Transcribe all the records with complete accuracy.

START RECORD LIST

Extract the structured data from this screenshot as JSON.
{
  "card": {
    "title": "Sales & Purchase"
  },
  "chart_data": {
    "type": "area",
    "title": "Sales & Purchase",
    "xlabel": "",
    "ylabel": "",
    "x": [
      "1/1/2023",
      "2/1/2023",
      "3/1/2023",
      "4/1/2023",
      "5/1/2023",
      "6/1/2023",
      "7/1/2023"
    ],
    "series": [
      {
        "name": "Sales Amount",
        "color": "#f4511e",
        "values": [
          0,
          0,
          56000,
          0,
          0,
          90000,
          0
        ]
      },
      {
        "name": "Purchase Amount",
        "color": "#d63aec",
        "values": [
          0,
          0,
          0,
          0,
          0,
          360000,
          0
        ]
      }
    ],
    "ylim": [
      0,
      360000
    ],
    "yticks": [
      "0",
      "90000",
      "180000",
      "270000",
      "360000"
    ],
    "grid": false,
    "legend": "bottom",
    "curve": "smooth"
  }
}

END RECORD LIST

| SOLUTION FOR THIS EXERCISE |
Extract the structured data from this screenshot as JSON.
{
  "card": {
    "title": "Sales & Purchase"
  },
  "chart_data": {
    "type": "area",
    "title": "Sales & Purchase",
    "xlabel": "",
    "ylabel": "",
    "x": [
      "1/1/2023",
      "2/1/2023",
      "3/1/2023",
      "4/1/2023",
      "5/1/2023",
      "6/1/2023",
      "7/1/2023"
    ],
    "series": [
      {
        "name": "Sales Amount",
        "color": "#f4511e",
        "values": [
          0,
          0,
          56000,
          0,
          0,
          90000,
          0
        ]
      },
      {
        "name": "Purchase Amount",
        "color": "#d63aec",
        "values": [
          0,
          0,
          0,
          0,
          0,
          360000,
          0
        ]
      }
    ],
    "ylim": [
      0,
      360000
    ],
    "yticks": [
      "0",
      "90000",
      "180000",
      "270000",
      "360000"
    ],
    "grid": false,
    "legend": "bottom",
    "curve": "smooth"
  }
}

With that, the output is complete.